▶ EXTRACTED TEXT
Farmers are often portrayed as victims of climate change. In reality, they are also some of the most powerful actors in the fight against it. Across rural Nigeria, a quiet transformation is underway, one that blends food production with forest restoration, livelihoods with climate action, and sustainability with profit. This approach is agroforestry, and it may well determine whether our reforestation ambitions succeed or fail.
Agroforestry is the intentional integration of trees into crop and livestock farming systems. It is not a new concept; many traditional Nigerian farming practices have long combined trees, crops and animals. What is new is the urgency with which agroforestry is now being rediscovered as a climate, food security and economic strategy.

(Saved data entries)

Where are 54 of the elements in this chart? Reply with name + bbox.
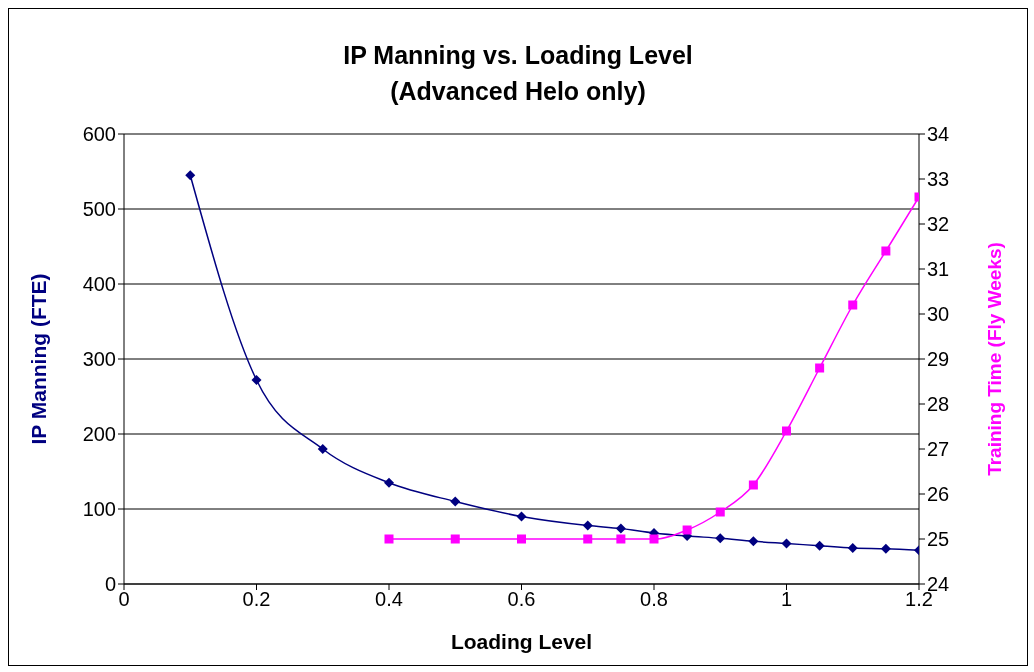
point <box>748 480 758 490</box>
x-tick-label: 0.2 <box>242 588 271 611</box>
point <box>715 533 726 544</box>
x-tick-label: 0.8 <box>640 588 668 611</box>
y-tick-label: 0 <box>104 573 116 596</box>
y2-tick-label: 32 <box>927 213 950 236</box>
y2-tick-label: 27 <box>927 438 950 461</box>
x-tick-label: 0.4 <box>375 588 403 611</box>
point <box>782 426 791 436</box>
y2-tick-label: 33 <box>927 168 950 191</box>
x-axis-title: Loading Level <box>450 630 593 653</box>
y-tick-label: 400 <box>82 273 116 296</box>
point <box>317 444 328 454</box>
y-axis-title: IP Manning (FTE) <box>27 273 51 445</box>
y2-tick-label: 30 <box>927 303 950 326</box>
point <box>815 363 825 373</box>
point <box>880 543 891 554</box>
point <box>583 534 593 544</box>
x-tick-label: 0 <box>118 588 130 611</box>
point <box>516 511 527 522</box>
x-tick-label: 1 <box>780 588 793 611</box>
point <box>649 534 659 544</box>
y-tick-label: 500 <box>82 198 116 221</box>
point <box>582 520 593 531</box>
point <box>715 507 725 517</box>
y2-tick-label: 28 <box>927 393 950 416</box>
y2-tick-label: 25 <box>927 528 950 551</box>
y2-tick-label: 31 <box>927 258 950 281</box>
y2-tick-label: 26 <box>927 483 950 506</box>
y-tick-label: 200 <box>82 423 116 446</box>
point <box>615 523 626 534</box>
point <box>450 496 461 507</box>
y-tick-label: 300 <box>82 348 116 371</box>
chart-title: IP Manning vs. Loading Level (Advanced Helo only) <box>342 40 694 107</box>
y2-tick-label: 29 <box>927 348 950 371</box>
point <box>450 534 460 544</box>
point <box>185 170 196 181</box>
point <box>748 536 759 547</box>
point <box>814 540 825 551</box>
point <box>384 477 394 488</box>
y2-tick-label: 34 <box>927 123 950 146</box>
point <box>682 525 692 535</box>
point <box>847 543 858 553</box>
point <box>251 375 262 385</box>
point <box>781 538 792 549</box>
point <box>517 534 526 544</box>
point <box>384 534 394 544</box>
point <box>881 246 891 256</box>
y2-axis-title: Training Time (Fly Weeks) <box>983 242 1005 476</box>
point <box>848 300 858 310</box>
y-tick-label: 600 <box>82 123 116 146</box>
y-tick-label: 100 <box>82 498 116 521</box>
point <box>616 534 626 544</box>
x-tick-label: 0.6 <box>507 588 536 611</box>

▶ WHAT THE EXERCISE ASKS
Quote the passage from the text on agroforestry in Nigeria, starting with "Farmers are often" and going on through "succeed or fail.". The entries are separate from the text on agroforestry in Nigeria.

▶ ANSWER TO THE PROBLEM
Farmers are often portrayed as victims of climate change. In reality, they are also some of the most powerful actors in the fight against it. Across rural Nigeria, a quiet transformation is underway, one that blends food production with forest restoration, livelihoods with climate action, and sustainability with profit. This approach is agroforestry, and it may well determine whether our reforestation ambitions succeed or fail.